>> Begin Records supplied
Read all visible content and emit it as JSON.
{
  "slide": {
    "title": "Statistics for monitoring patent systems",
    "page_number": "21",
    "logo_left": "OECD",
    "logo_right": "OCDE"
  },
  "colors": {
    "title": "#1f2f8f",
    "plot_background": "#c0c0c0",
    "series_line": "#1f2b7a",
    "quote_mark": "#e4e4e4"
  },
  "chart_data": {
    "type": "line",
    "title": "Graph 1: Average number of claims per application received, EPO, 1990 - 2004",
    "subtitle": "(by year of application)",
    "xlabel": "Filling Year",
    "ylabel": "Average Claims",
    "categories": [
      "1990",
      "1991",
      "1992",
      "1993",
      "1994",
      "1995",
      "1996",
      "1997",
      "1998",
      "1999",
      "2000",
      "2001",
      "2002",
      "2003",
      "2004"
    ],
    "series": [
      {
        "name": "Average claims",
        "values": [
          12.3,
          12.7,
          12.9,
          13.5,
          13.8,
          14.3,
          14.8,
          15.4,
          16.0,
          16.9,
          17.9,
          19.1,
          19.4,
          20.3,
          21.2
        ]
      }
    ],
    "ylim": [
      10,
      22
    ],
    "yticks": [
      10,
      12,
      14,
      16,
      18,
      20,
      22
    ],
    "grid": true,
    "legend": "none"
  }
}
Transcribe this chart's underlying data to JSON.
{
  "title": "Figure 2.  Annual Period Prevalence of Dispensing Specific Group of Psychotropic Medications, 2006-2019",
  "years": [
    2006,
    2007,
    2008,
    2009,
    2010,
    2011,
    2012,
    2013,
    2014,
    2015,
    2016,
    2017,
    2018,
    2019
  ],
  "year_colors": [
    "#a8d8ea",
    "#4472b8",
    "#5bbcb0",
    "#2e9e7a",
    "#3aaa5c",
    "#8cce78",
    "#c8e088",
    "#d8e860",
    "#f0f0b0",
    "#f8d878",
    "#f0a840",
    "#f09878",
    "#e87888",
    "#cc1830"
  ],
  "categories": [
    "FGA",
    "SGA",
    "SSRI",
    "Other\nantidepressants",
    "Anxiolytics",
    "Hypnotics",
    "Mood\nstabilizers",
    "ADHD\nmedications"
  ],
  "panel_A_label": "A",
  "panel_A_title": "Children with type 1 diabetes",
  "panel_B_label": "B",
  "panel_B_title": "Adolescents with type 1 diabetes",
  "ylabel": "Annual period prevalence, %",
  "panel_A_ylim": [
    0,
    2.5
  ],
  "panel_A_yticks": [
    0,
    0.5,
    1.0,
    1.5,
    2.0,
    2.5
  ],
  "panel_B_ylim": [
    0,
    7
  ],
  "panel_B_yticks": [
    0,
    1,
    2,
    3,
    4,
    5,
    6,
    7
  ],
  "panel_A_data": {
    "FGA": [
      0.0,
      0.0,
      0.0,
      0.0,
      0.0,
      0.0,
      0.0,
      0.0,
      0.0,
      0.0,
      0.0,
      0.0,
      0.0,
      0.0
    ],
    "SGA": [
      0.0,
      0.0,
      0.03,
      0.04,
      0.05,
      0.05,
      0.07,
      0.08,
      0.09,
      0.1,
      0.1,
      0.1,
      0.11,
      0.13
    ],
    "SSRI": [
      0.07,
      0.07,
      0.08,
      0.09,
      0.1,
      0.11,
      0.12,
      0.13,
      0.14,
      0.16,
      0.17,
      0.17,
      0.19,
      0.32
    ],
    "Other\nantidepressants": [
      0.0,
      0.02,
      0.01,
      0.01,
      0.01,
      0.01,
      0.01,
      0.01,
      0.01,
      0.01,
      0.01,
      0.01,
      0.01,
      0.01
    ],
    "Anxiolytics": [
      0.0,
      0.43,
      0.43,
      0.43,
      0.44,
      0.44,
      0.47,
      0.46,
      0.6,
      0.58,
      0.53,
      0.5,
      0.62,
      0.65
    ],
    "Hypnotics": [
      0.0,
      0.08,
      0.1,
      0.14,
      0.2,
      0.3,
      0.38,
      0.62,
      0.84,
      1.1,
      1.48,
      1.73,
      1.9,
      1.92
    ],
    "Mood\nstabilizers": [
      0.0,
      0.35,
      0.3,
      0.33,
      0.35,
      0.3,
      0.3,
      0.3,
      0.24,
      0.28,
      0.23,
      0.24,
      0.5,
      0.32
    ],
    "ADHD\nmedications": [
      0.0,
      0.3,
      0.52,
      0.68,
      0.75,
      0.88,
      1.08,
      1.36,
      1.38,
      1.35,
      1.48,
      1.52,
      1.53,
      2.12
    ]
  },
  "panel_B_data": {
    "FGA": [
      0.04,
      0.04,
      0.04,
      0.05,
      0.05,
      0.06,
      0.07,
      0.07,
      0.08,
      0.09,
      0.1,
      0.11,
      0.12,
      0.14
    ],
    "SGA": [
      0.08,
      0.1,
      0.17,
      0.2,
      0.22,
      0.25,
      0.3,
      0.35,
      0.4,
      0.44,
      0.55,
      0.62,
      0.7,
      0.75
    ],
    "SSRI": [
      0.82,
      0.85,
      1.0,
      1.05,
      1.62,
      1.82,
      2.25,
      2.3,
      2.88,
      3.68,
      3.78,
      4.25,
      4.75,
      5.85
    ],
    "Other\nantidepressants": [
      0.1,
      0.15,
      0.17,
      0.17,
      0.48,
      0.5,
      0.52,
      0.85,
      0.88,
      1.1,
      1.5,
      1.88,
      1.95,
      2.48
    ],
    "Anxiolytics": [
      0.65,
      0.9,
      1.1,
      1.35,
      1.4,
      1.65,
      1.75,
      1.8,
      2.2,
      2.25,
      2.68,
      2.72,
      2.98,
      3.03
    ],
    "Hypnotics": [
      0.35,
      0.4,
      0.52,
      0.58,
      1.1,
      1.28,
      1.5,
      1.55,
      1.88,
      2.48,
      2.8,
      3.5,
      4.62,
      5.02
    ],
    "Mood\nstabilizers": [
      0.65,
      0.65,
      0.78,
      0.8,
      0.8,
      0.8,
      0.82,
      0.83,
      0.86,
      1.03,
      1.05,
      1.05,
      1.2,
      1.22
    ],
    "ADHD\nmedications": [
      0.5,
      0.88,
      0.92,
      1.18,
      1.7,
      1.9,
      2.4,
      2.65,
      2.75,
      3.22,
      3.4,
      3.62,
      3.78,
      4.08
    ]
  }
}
>> End Records supplied
Problem ▸ Quote all the records. Keep every word exact.

Completed exercise ▸
Read all visible content and emit it as JSON.
{
  "slide": {
    "title": "Statistics for monitoring patent systems",
    "page_number": "21",
    "logo_left": "OECD",
    "logo_right": "OCDE"
  },
  "colors": {
    "title": "#1f2f8f",
    "plot_background": "#c0c0c0",
    "series_line": "#1f2b7a",
    "quote_mark": "#e4e4e4"
  },
  "chart_data": {
    "type": "line",
    "title": "Graph 1: Average number of claims per application received, EPO, 1990 - 2004",
    "subtitle": "(by year of application)",
    "xlabel": "Filling Year",
    "ylabel": "Average Claims",
    "categories": [
      "1990",
      "1991",
      "1992",
      "1993",
      "1994",
      "1995",
      "1996",
      "1997",
      "1998",
      "1999",
      "2000",
      "2001",
      "2002",
      "2003",
      "2004"
    ],
    "series": [
      {
        "name": "Average claims",
        "values": [
          12.3,
          12.7,
          12.9,
          13.5,
          13.8,
          14.3,
          14.8,
          15.4,
          16.0,
          16.9,
          17.9,
          19.1,
          19.4,
          20.3,
          21.2
        ]
      }
    ],
    "ylim": [
      10,
      22
    ],
    "yticks": [
      10,
      12,
      14,
      16,
      18,
      20,
      22
    ],
    "grid": true,
    "legend": "none"
  }
}
Transcribe this chart's underlying data to JSON.
{
  "title": "Figure 2.  Annual Period Prevalence of Dispensing Specific Group of Psychotropic Medications, 2006-2019",
  "years": [
    2006,
    2007,
    2008,
    2009,
    2010,
    2011,
    2012,
    2013,
    2014,
    2015,
    2016,
    2017,
    2018,
    2019
  ],
  "year_colors": [
    "#a8d8ea",
    "#4472b8",
    "#5bbcb0",
    "#2e9e7a",
    "#3aaa5c",
    "#8cce78",
    "#c8e088",
    "#d8e860",
    "#f0f0b0",
    "#f8d878",
    "#f0a840",
    "#f09878",
    "#e87888",
    "#cc1830"
  ],
  "categories": [
    "FGA",
    "SGA",
    "SSRI",
    "Other\nantidepressants",
    "Anxiolytics",
    "Hypnotics",
    "Mood\nstabilizers",
    "ADHD\nmedications"
  ],
  "panel_A_label": "A",
  "panel_A_title": "Children with type 1 diabetes",
  "panel_B_label": "B",
  "panel_B_title": "Adolescents with type 1 diabetes",
  "ylabel": "Annual period prevalence, %",
  "panel_A_ylim": [
    0,
    2.5
  ],
  "panel_A_yticks": [
    0,
    0.5,
    1.0,
    1.5,
    2.0,
    2.5
  ],
  "panel_B_ylim": [
    0,
    7
  ],
  "panel_B_yticks": [
    0,
    1,
    2,
    3,
    4,
    5,
    6,
    7
  ],
  "panel_A_data": {
    "FGA": [
      0.0,
      0.0,
      0.0,
      0.0,
      0.0,
      0.0,
      0.0,
      0.0,
      0.0,
      0.0,
      0.0,
      0.0,
      0.0,
      0.0
    ],
    "SGA": [
      0.0,
      0.0,
      0.03,
      0.04,
      0.05,
      0.05,
      0.07,
      0.08,
      0.09,
      0.1,
      0.1,
      0.1,
      0.11,
      0.13
    ],
    "SSRI": [
      0.07,
      0.07,
      0.08,
      0.09,
      0.1,
      0.11,
      0.12,
      0.13,
      0.14,
      0.16,
      0.17,
      0.17,
      0.19,
      0.32
    ],
    "Other\nantidepressants": [
      0.0,
      0.02,
      0.01,
      0.01,
      0.01,
      0.01,
      0.01,
      0.01,
      0.01,
      0.01,
      0.01,
      0.01,
      0.01,
      0.01
    ],
    "Anxiolytics": [
      0.0,
      0.43,
      0.43,
      0.43,
      0.44,
      0.44,
      0.47,
      0.46,
      0.6,
      0.58,
      0.53,
      0.5,
      0.62,
      0.65
    ],
    "Hypnotics": [
      0.0,
      0.08,
      0.1,
      0.14,
      0.2,
      0.3,
      0.38,
      0.62,
      0.84,
      1.1,
      1.48,
      1.73,
      1.9,
      1.92
    ],
    "Mood\nstabilizers": [
      0.0,
      0.35,
      0.3,
      0.33,
      0.35,
      0.3,
      0.3,
      0.3,
      0.24,
      0.28,
      0.23,
      0.24,
      0.5,
      0.32
    ],
    "ADHD\nmedications": [
      0.0,
      0.3,
      0.52,
      0.68,
      0.75,
      0.88,
      1.08,
      1.36,
      1.38,
      1.35,
      1.48,
      1.52,
      1.53,
      2.12
    ]
  },
  "panel_B_data": {
    "FGA": [
      0.04,
      0.04,
      0.04,
      0.05,
      0.05,
      0.06,
      0.07,
      0.07,
      0.08,
      0.09,
      0.1,
      0.11,
      0.12,
      0.14
    ],
    "SGA": [
      0.08,
      0.1,
      0.17,
      0.2,
      0.22,
      0.25,
      0.3,
      0.35,
      0.4,
      0.44,
      0.55,
      0.62,
      0.7,
      0.75
    ],
    "SSRI": [
      0.82,
      0.85,
      1.0,
      1.05,
      1.62,
      1.82,
      2.25,
      2.3,
      2.88,
      3.68,
      3.78,
      4.25,
      4.75,
      5.85
    ],
    "Other\nantidepressants": [
      0.1,
      0.15,
      0.17,
      0.17,
      0.48,
      0.5,
      0.52,
      0.85,
      0.88,
      1.1,
      1.5,
      1.88,
      1.95,
      2.48
    ],
    "Anxiolytics": [
      0.65,
      0.9,
      1.1,
      1.35,
      1.4,
      1.65,
      1.75,
      1.8,
      2.2,
      2.25,
      2.68,
      2.72,
      2.98,
      3.03
    ],
    "Hypnotics": [
      0.35,
      0.4,
      0.52,
      0.58,
      1.1,
      1.28,
      1.5,
      1.55,
      1.88,
      2.48,
      2.8,
      3.5,
      4.62,
      5.02
    ],
    "Mood\nstabilizers": [
      0.65,
      0.65,
      0.78,
      0.8,
      0.8,
      0.8,
      0.82,
      0.83,
      0.86,
      1.03,
      1.05,
      1.05,
      1.2,
      1.22
    ],
    "ADHD\nmedications": [
      0.5,
      0.88,
      0.92,
      1.18,
      1.7,
      1.9,
      2.4,
      2.65,
      2.75,
      3.22,
      3.4,
      3.62,
      3.78,
      4.08
    ]
  }
}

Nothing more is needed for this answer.